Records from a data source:

┄┄┄┄┄┄┄┄┄┄

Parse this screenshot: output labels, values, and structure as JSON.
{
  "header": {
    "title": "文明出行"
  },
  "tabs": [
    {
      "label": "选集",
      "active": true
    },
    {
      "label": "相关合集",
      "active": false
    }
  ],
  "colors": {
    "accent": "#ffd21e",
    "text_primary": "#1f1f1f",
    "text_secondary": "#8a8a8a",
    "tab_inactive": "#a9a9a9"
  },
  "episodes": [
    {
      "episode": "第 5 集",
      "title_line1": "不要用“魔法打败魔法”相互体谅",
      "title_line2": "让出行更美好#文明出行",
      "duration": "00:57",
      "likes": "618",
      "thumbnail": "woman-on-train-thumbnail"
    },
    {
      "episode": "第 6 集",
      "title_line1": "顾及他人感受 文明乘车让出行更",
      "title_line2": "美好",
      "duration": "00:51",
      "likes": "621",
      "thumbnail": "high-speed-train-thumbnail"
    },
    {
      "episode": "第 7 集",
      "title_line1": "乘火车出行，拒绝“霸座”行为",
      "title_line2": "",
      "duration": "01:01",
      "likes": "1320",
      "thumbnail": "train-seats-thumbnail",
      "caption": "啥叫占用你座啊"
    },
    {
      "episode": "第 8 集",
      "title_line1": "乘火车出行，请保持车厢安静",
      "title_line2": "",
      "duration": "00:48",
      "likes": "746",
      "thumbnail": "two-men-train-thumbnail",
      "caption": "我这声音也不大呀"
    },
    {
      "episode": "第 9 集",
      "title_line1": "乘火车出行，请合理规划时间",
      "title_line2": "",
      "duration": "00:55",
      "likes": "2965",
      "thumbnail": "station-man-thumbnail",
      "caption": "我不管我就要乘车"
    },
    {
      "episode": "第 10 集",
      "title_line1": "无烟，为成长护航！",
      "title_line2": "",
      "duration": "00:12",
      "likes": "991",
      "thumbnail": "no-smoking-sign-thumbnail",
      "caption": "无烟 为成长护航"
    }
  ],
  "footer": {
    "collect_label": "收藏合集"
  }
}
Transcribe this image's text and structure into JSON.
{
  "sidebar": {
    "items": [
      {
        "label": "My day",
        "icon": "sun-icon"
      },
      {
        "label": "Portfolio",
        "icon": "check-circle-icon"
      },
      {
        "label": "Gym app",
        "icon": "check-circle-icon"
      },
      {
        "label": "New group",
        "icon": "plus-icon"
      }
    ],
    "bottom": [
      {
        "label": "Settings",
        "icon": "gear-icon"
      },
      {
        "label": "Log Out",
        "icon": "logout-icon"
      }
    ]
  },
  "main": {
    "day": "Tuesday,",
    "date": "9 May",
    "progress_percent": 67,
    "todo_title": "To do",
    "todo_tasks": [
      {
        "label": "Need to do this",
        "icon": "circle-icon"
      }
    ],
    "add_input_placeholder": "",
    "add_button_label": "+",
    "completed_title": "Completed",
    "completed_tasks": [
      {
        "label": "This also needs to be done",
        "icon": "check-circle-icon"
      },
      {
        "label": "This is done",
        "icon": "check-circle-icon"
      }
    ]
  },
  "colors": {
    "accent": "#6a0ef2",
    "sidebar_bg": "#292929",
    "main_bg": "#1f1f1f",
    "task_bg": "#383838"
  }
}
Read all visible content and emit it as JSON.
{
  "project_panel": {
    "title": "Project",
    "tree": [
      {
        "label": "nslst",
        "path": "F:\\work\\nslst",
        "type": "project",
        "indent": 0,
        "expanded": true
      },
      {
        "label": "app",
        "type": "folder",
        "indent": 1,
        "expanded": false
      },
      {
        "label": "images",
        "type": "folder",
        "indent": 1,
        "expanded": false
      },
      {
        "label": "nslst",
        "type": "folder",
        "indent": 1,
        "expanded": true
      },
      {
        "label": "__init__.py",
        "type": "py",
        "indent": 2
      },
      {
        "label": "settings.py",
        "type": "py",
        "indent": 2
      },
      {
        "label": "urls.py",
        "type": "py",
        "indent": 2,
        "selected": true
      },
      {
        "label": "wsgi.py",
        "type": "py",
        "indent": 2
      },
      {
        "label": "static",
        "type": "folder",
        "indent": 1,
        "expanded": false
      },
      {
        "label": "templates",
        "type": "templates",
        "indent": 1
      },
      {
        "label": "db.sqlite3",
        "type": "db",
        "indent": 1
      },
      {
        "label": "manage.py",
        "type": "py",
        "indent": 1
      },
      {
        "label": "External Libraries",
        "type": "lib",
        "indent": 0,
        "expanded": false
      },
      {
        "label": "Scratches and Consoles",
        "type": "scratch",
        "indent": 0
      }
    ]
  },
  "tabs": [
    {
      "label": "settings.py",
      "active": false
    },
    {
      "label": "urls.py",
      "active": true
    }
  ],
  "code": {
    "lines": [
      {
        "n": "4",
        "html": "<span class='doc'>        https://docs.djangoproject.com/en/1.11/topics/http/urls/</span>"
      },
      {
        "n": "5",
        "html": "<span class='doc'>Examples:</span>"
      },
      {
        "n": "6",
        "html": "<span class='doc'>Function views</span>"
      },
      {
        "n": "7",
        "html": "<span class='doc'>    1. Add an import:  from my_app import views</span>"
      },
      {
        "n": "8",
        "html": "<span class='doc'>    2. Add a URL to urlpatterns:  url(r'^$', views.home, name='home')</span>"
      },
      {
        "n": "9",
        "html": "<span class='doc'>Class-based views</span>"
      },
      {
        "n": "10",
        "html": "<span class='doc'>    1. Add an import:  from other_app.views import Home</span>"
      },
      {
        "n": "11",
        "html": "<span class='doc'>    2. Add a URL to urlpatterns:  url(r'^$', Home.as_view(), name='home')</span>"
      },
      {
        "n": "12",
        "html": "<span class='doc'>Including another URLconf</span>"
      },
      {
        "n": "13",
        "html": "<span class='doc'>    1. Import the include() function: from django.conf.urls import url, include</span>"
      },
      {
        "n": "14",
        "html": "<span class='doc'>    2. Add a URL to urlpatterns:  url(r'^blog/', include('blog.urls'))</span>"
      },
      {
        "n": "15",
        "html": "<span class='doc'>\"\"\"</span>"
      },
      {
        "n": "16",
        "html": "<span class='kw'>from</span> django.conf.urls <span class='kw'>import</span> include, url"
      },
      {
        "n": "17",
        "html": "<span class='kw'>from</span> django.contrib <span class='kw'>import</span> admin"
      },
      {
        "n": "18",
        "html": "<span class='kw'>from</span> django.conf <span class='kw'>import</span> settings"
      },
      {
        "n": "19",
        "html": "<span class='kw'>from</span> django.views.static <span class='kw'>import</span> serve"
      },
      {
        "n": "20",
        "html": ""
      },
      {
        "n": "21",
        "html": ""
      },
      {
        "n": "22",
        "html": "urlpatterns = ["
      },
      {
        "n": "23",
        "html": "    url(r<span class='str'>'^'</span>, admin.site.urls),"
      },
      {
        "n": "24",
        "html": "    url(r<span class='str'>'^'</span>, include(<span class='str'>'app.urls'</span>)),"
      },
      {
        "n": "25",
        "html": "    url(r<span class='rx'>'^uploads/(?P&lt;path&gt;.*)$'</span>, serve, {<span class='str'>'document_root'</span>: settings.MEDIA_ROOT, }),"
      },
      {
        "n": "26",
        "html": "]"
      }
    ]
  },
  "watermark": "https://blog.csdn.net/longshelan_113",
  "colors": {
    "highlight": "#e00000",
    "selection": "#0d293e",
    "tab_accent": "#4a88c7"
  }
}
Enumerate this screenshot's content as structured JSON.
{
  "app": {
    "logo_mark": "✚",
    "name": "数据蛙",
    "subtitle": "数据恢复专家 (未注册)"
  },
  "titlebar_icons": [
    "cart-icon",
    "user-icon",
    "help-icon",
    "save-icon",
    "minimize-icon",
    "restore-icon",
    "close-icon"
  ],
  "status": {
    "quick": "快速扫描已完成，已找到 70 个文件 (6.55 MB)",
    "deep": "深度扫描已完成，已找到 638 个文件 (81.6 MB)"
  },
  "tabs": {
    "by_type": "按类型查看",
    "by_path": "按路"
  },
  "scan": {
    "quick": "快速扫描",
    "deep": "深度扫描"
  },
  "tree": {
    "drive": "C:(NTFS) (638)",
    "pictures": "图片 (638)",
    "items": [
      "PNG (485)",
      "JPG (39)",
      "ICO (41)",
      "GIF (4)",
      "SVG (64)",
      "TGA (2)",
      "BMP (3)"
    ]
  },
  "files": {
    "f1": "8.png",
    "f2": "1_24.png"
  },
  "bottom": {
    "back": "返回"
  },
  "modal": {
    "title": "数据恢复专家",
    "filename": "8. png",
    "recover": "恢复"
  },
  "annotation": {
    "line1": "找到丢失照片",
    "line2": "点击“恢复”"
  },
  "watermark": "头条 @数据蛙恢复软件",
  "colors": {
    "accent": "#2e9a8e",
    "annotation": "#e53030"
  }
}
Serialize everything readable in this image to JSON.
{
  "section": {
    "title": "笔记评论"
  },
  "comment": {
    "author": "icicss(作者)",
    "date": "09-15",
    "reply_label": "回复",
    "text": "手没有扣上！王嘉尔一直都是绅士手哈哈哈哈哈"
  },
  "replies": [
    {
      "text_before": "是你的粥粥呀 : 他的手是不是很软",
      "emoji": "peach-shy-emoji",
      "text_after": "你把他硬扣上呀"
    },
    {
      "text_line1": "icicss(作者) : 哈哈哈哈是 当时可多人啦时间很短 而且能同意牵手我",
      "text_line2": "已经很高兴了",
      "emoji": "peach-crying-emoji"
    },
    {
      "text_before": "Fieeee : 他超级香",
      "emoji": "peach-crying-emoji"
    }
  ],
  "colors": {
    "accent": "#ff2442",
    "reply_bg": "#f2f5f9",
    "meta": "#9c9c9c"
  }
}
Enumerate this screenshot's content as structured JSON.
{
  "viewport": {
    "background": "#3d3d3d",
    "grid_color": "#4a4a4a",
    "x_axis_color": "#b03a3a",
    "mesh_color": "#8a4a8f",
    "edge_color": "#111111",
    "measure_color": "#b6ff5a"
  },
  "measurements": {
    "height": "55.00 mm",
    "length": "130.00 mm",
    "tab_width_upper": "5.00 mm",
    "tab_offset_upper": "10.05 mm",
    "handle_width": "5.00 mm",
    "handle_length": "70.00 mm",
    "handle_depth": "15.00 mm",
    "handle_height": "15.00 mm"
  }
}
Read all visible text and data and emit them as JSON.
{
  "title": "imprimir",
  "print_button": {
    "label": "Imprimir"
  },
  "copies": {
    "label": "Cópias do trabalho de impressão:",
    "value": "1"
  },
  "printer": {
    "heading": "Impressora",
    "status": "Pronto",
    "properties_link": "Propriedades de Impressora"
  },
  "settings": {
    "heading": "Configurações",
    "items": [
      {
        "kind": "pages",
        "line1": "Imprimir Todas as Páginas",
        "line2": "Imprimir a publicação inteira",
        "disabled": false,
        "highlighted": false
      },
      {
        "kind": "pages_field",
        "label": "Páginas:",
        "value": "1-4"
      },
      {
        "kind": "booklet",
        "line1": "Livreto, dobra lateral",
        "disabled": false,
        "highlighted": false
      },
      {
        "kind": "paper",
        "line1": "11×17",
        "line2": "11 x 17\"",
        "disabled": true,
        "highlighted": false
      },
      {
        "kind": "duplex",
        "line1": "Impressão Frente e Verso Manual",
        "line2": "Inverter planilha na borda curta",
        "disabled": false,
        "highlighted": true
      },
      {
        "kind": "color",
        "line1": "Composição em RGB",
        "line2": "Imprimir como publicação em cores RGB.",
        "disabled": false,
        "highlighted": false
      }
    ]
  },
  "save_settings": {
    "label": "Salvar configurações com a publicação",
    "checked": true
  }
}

┄┄┄┄┄┄┄┄┄┄

From the data above, copy each line that holds "heading".

» The response
    "heading": "Impressora",
    "heading": "Configurações",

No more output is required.